[START PROVIDED DATA]

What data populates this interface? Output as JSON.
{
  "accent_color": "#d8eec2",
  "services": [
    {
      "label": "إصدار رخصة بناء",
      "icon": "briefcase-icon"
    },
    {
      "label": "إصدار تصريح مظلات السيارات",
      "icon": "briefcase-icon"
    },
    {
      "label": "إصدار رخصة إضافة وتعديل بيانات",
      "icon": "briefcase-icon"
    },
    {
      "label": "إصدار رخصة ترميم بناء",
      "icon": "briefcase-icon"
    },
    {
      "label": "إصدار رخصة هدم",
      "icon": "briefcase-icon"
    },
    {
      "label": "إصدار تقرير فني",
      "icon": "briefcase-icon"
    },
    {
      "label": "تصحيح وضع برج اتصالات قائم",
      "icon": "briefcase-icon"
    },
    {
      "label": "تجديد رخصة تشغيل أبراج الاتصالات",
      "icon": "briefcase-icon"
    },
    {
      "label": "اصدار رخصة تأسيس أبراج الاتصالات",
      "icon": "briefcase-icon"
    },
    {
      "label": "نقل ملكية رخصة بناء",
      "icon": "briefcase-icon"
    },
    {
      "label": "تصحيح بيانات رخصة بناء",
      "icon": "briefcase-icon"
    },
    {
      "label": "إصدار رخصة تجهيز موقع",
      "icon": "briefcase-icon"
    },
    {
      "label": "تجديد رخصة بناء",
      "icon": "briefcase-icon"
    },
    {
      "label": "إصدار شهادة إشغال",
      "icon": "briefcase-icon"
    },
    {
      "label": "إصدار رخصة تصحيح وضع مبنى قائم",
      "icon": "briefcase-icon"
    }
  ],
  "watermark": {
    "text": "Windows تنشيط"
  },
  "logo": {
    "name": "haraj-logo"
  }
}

[END PROVIDED DATA]

OBJECTIVE
Repeat the data precisely, reproducing every entry.

EXERCISE ANSWER
What data populates this interface? Output as JSON.
{
  "accent_color": "#d8eec2",
  "services": [
    {
      "label": "إصدار رخصة بناء",
      "icon": "briefcase-icon"
    },
    {
      "label": "إصدار تصريح مظلات السيارات",
      "icon": "briefcase-icon"
    },
    {
      "label": "إصدار رخصة إضافة وتعديل بيانات",
      "icon": "briefcase-icon"
    },
    {
      "label": "إصدار رخصة ترميم بناء",
      "icon": "briefcase-icon"
    },
    {
      "label": "إصدار رخصة هدم",
      "icon": "briefcase-icon"
    },
    {
      "label": "إصدار تقرير فني",
      "icon": "briefcase-icon"
    },
    {
      "label": "تصحيح وضع برج اتصالات قائم",
      "icon": "briefcase-icon"
    },
    {
      "label": "تجديد رخصة تشغيل أبراج الاتصالات",
      "icon": "briefcase-icon"
    },
    {
      "label": "اصدار رخصة تأسيس أبراج الاتصالات",
      "icon": "briefcase-icon"
    },
    {
      "label": "نقل ملكية رخصة بناء",
      "icon": "briefcase-icon"
    },
    {
      "label": "تصحيح بيانات رخصة بناء",
      "icon": "briefcase-icon"
    },
    {
      "label": "إصدار رخصة تجهيز موقع",
      "icon": "briefcase-icon"
    },
    {
      "label": "تجديد رخصة بناء",
      "icon": "briefcase-icon"
    },
    {
      "label": "إصدار شهادة إشغال",
      "icon": "briefcase-icon"
    },
    {
      "label": "إصدار رخصة تصحيح وضع مبنى قائم",
      "icon": "briefcase-icon"
    }
  ],
  "watermark": {
    "text": "Windows تنشيط"
  },
  "logo": {
    "name": "haraj-logo"
  }
}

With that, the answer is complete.